Dataset records:
-- start --

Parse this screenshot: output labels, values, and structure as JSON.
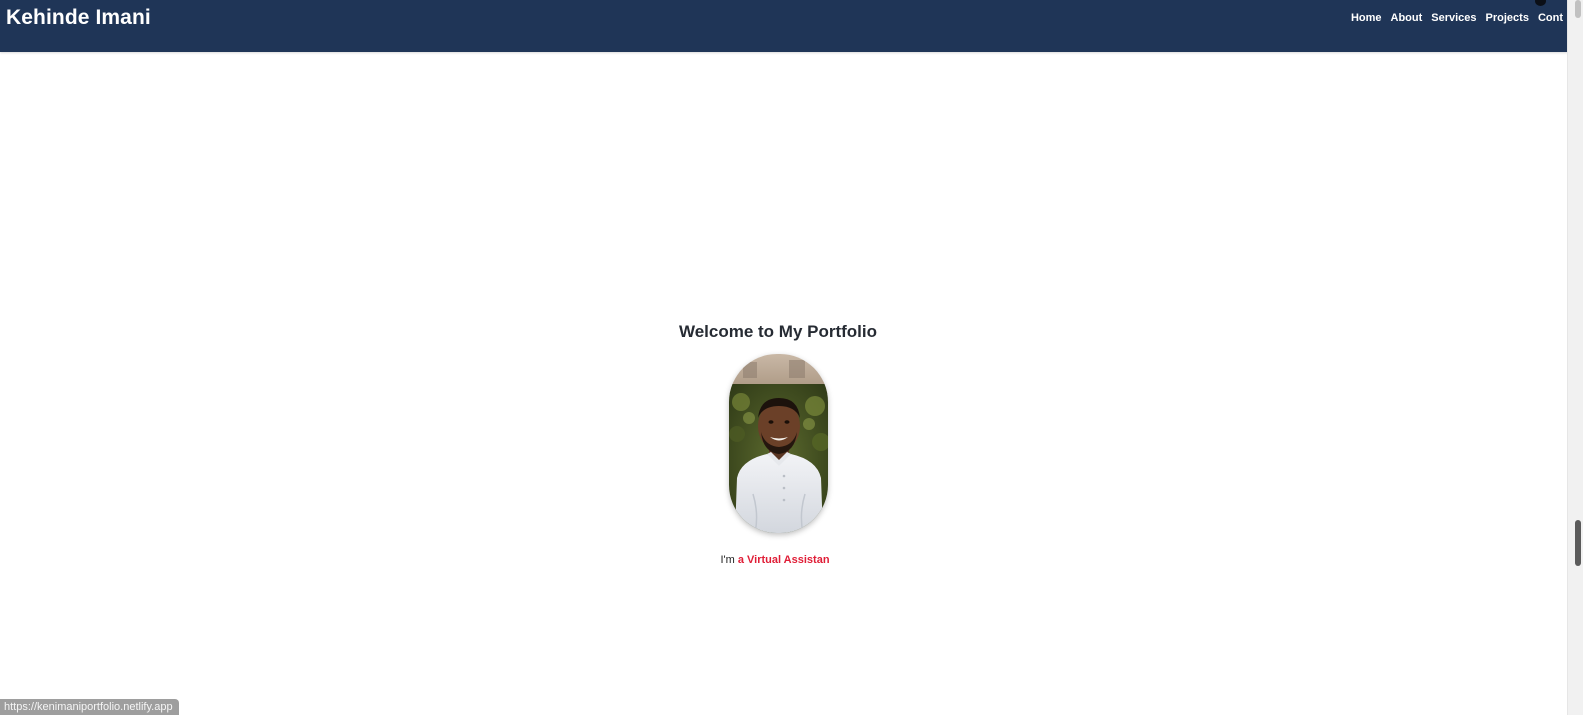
{
  "header": {
    "brand": "Kehinde Imani",
    "nav": [
      "Home",
      "About",
      "Services",
      "Projects",
      "Cont"
    ]
  },
  "hero": {
    "title": "Welcome to My Portfolio",
    "photo_alt": "Portrait photo",
    "tagline_prefix": "I'm",
    "tagline_role": "a Virtual Assistan"
  },
  "status_bar": {
    "url": "https://kenimaniportfolio.netlify.app"
  },
  "colors": {
    "navbar": "#1f3557",
    "accent": "#e01e37",
    "heading": "#262b33"
  }
}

-- end --

TASK:
Transcribe each entry above exactly, apart from the pictures.

TASK OUTPUT:
Parse this screenshot: output labels, values, and structure as JSON.
{
  "header": {
    "brand": "Kehinde Imani",
    "nav": [
      "Home",
      "About",
      "Services",
      "Projects",
      "Cont"
    ]
  },
  "hero": {
    "title": "Welcome to My Portfolio",
    "photo_alt": "Portrait photo",
    "tagline_prefix": "I'm",
    "tagline_role": "a Virtual Assistan"
  },
  "status_bar": {
    "url": "https://kenimaniportfolio.netlify.app"
  },
  "colors": {
    "navbar": "#1f3557",
    "accent": "#e01e37",
    "heading": "#262b33"
  }
}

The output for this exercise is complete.